Supplied entries
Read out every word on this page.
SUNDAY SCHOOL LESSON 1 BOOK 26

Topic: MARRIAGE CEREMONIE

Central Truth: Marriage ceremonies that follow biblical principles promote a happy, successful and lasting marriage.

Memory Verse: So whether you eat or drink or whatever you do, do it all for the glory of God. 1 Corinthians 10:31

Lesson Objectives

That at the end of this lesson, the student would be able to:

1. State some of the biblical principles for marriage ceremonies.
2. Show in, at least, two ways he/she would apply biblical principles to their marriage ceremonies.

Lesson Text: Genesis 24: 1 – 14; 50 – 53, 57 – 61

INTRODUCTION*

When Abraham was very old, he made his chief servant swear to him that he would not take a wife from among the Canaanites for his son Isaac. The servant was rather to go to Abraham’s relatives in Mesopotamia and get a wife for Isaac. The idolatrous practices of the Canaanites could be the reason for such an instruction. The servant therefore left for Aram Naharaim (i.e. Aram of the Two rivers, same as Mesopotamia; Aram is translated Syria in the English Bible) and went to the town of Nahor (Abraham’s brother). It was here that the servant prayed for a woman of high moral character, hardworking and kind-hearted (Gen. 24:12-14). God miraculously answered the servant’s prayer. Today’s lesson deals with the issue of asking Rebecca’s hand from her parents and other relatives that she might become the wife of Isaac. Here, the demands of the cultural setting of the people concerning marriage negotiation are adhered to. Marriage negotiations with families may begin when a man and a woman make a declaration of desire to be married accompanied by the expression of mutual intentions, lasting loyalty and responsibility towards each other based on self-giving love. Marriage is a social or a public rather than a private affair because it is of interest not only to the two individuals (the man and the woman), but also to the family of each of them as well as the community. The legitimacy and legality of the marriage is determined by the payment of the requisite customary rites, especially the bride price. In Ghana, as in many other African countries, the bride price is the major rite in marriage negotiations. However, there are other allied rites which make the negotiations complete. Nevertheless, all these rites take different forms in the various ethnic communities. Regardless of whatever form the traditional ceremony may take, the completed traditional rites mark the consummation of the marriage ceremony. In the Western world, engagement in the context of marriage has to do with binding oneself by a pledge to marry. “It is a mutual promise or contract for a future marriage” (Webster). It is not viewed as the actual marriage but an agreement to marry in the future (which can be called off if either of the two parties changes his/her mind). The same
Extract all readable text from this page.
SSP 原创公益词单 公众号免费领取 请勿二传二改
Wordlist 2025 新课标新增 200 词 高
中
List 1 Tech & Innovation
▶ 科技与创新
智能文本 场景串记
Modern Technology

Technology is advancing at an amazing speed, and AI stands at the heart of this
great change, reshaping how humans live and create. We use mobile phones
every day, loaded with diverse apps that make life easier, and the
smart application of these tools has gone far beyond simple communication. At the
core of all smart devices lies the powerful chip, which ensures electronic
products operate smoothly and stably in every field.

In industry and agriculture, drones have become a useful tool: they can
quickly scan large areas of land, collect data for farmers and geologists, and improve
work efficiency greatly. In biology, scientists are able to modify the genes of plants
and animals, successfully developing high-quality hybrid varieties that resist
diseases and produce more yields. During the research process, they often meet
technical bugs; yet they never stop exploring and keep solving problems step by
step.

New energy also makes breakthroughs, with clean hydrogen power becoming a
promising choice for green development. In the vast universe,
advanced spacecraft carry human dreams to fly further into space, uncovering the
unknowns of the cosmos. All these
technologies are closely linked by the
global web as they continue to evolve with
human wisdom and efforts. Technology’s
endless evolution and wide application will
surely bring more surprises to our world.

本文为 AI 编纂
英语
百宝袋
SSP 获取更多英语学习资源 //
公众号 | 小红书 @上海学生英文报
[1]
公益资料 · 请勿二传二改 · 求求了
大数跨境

Task directions
Pick each line holding the word "Technology" out of the data and copy it.

Written response
Modern Technology
Technology is advancing at an amazing speed, and AI stands at the heart of this
human wisdom and efforts. Technology’s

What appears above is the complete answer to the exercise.